◆ **Objective**: Reproduce the data exactly and drop any pictures it holds.

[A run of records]

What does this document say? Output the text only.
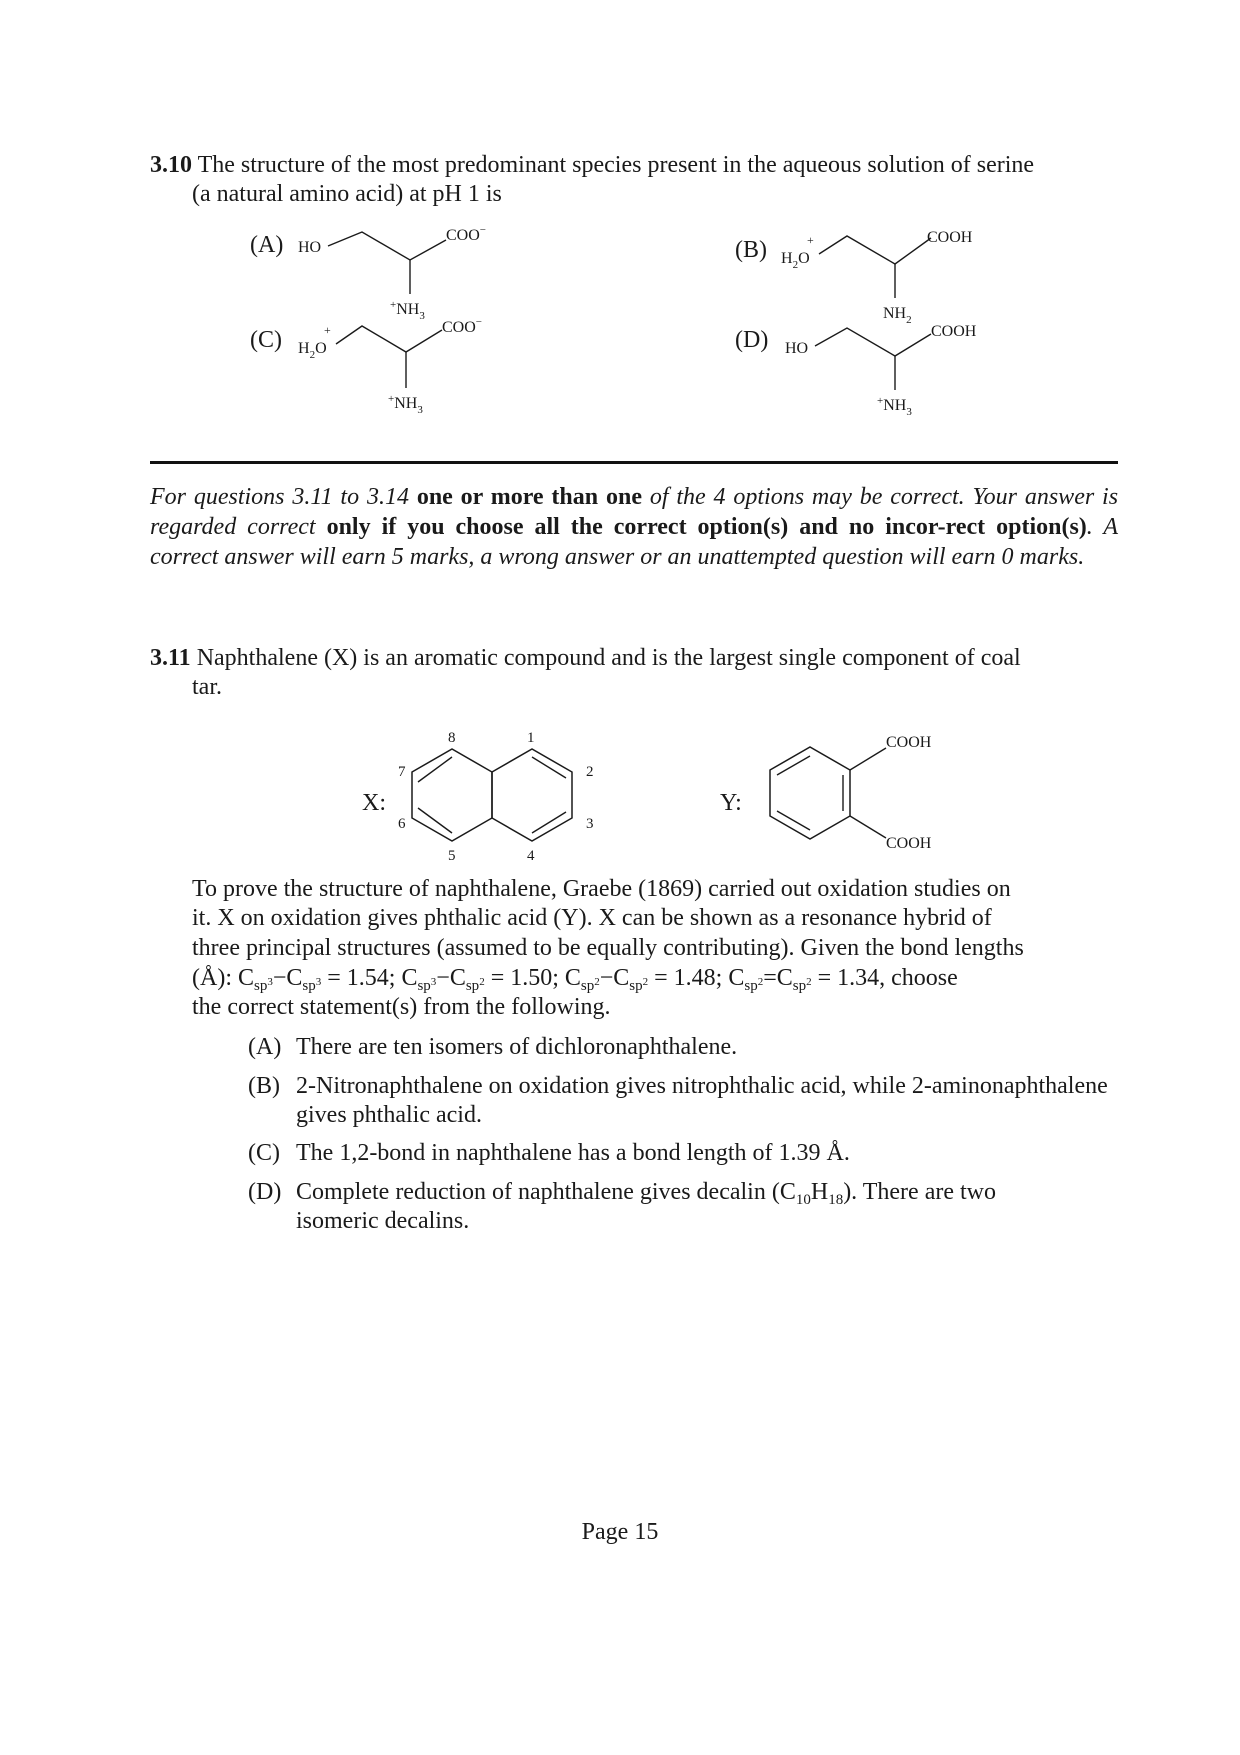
3.10 The structure of the most predominant species present in the aqueous solution of serine
(a natural amino acid) at pH 1 is
(A) HO
COO−
$^+NH_3$
(B) $H_2O$
+	COOH
$NH_2$
(C) $H_2O$
+	COO−
$^+NH_3$
(D) HO
COOH
$^+NH_3$
For questions 3.11 to 3.14 one or more than one of the 4 options may be correct. Your answer is regarded correct only if you choose all the correct option(s) and no incor-rect option(s). A correct answer will earn 5 marks, a wrong answer or an unattempted question will earn 0 marks.
3.11 Naphthalene (X) is an aromatic compound and is the largest single component of coal
tar.
X:
1
2
3
4
5
6
7
8
Y:
COOH
COOH
To prove the structure of naphthalene, Graebe (1869) carried out oxidation studies on
it. X on oxidation gives phthalic acid (Y). X can be shown as a resonance hybrid of
three principal structures (assumed to be equally contributing). Given the bond lengths
(Å): $C_{sp}3-C_{sp}3 = 1.54$; $C_{sp}3-C_{sp}2 = 1.50$; $C_{sp}2-C_{sp}2 = 1.48$; $C_{sp}2=C_{sp}2 = 1.34$, choose
the correct statement(s) from the following.
(A) There are ten isomers of dichloronaphthalene.
(B) 2-Nitronaphthalene on oxidation gives nitrophthalic acid, while 2-aminonaphthalene
gives phthalic acid.
(C) The 1,2-bond in naphthalene has a bond length of 1.39 Å.
(D) Complete reduction of naphthalene gives decalin $(C_{10}H_{18})$. There are two
isomeric decalins.
Page 15
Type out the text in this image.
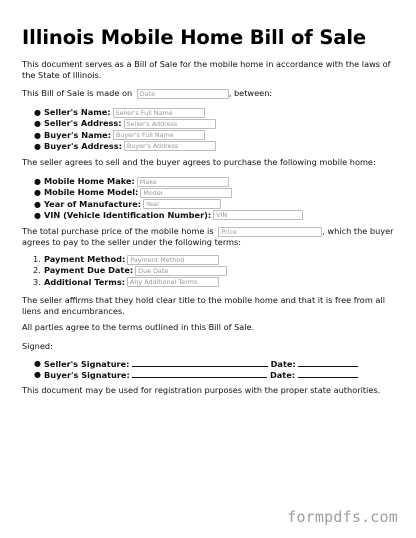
Illinois Mobile Home Bill of Sale

This document serves as a Bill of Sale for the mobile home in accordance with the laws of the State of Illinois.

This Bill of Sale is made on Date	, between:
● Seller's Name: Seller's Full Name
● Seller's Address: Seller's Address
● Buyer's Name: Buyer's Full Name
● Buyer's Address: Buyer's Address

The seller agrees to sell and the buyer agrees to purchase the following mobile home:

● Mobile Home Make: Make
● Mobile Home Model: Model
● Year of Manufacture: Year
● VIN (Vehicle Identification Number): VIN
The total purchase price of the mobile home is Price	, which the buyer

agrees to pay to the seller under the following terms:

1. Payment Method: Payment Method
2. Payment Due Date: Due Date
3. Additional Terms: Any Additional Terms

The seller affirms that they hold clear title to the mobile home and that it is free from all liens and encumbrances.

All parties agree to the terms outlined in this Bill of Sale.

Signed:

● Seller's Signature:	Date:
● Buyer's Signature:	Date:

This document may be used for registration purposes with the proper state authorities.

formpdfs.com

◆ **Problem solution**:
What does this document say? Output the text only.
3.10 The structure of the most predominant species present in the aqueous solution of serine
(a natural amino acid) at pH 1 is
(A) HO
COO−
$^+NH_3$
(B) $H_2O$
+	COOH
$NH_2$
(C) $H_2O$
+	COO−
$^+NH_3$
(D) HO
COOH
$^+NH_3$
For questions 3.11 to 3.14 one or more than one of the 4 options may be correct. Your answer is regarded correct only if you choose all the correct option(s) and no incor-rect option(s). A correct answer will earn 5 marks, a wrong answer or an unattempted question will earn 0 marks.
3.11 Naphthalene (X) is an aromatic compound and is the largest single component of coal
tar.
X:
1
2
3
4
5
6
7
8
Y:
COOH
COOH
To prove the structure of naphthalene, Graebe (1869) carried out oxidation studies on
it. X on oxidation gives phthalic acid (Y). X can be shown as a resonance hybrid of
three principal structures (assumed to be equally contributing). Given the bond lengths
(Å): $C_{sp}3-C_{sp}3 = 1.54$; $C_{sp}3-C_{sp}2 = 1.50$; $C_{sp}2-C_{sp}2 = 1.48$; $C_{sp}2=C_{sp}2 = 1.34$, choose
the correct statement(s) from the following.
(A) There are ten isomers of dichloronaphthalene.
(B) 2-Nitronaphthalene on oxidation gives nitrophthalic acid, while 2-aminonaphthalene
gives phthalic acid.
(C) The 1,2-bond in naphthalene has a bond length of 1.39 Å.
(D) Complete reduction of naphthalene gives decalin $(C_{10}H_{18})$. There are two
isomeric decalins.
Page 15
Type out the text in this image.
Illinois Mobile Home Bill of Sale

This document serves as a Bill of Sale for the mobile home in accordance with the laws of the State of Illinois.

This Bill of Sale is made on Date	, between:
● Seller's Name: Seller's Full Name
● Seller's Address: Seller's Address
● Buyer's Name: Buyer's Full Name
● Buyer's Address: Buyer's Address

The seller agrees to sell and the buyer agrees to purchase the following mobile home:

● Mobile Home Make: Make
● Mobile Home Model: Model
● Year of Manufacture: Year
● VIN (Vehicle Identification Number): VIN
The total purchase price of the mobile home is Price	, which the buyer

agrees to pay to the seller under the following terms:

1. Payment Method: Payment Method
2. Payment Due Date: Due Date
3. Additional Terms: Any Additional Terms

The seller affirms that they hold clear title to the mobile home and that it is free from all liens and encumbrances.

All parties agree to the terms outlined in this Bill of Sale.

Signed:

● Seller's Signature:	Date:
● Buyer's Signature:	Date:

This document may be used for registration purposes with the proper state authorities.

formpdfs.com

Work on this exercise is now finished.